* Exercise prompt:
Below are some records; repeat them all exactly, minus the pictures.

Entries from a dataset
────────────────────────────────────────
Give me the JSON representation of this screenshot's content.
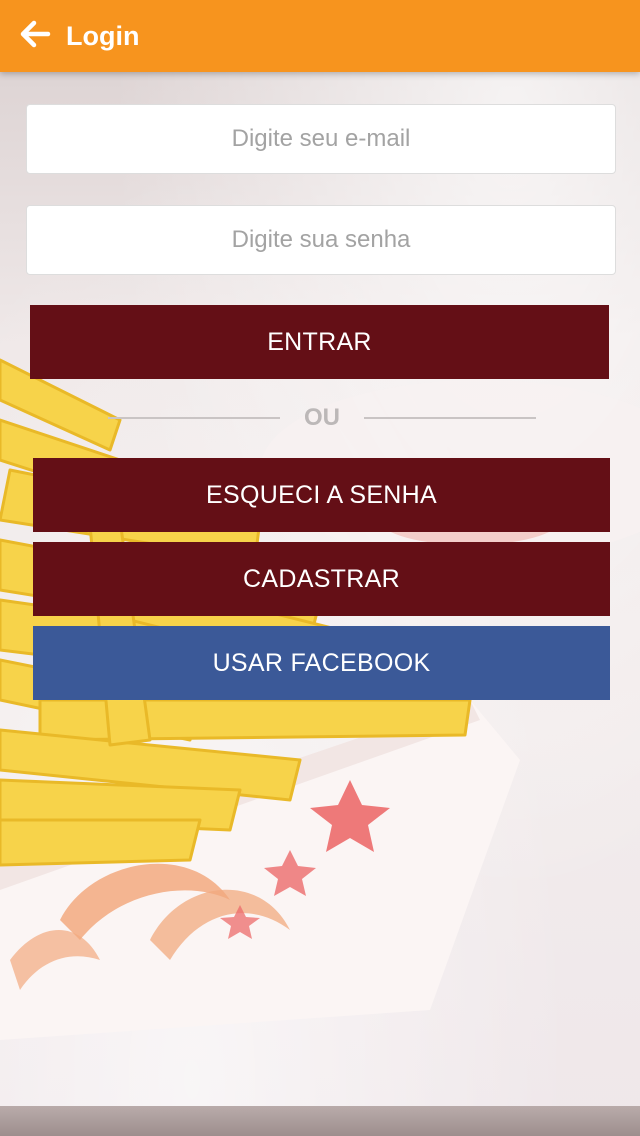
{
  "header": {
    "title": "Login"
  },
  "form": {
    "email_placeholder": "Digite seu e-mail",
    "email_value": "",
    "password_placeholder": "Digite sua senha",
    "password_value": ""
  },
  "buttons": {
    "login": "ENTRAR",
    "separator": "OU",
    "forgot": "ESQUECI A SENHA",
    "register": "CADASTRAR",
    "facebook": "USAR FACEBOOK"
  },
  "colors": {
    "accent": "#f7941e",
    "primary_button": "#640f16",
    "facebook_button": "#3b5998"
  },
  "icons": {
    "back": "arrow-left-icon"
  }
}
────────────────────────────────────────
* Output of the task:
Give me the JSON representation of this screenshot's content.
{
  "header": {
    "title": "Login"
  },
  "form": {
    "email_placeholder": "Digite seu e-mail",
    "email_value": "",
    "password_placeholder": "Digite sua senha",
    "password_value": ""
  },
  "buttons": {
    "login": "ENTRAR",
    "separator": "OU",
    "forgot": "ESQUECI A SENHA",
    "register": "CADASTRAR",
    "facebook": "USAR FACEBOOK"
  },
  "colors": {
    "accent": "#f7941e",
    "primary_button": "#640f16",
    "facebook_button": "#3b5998"
  },
  "icons": {
    "back": "arrow-left-icon"
  }
}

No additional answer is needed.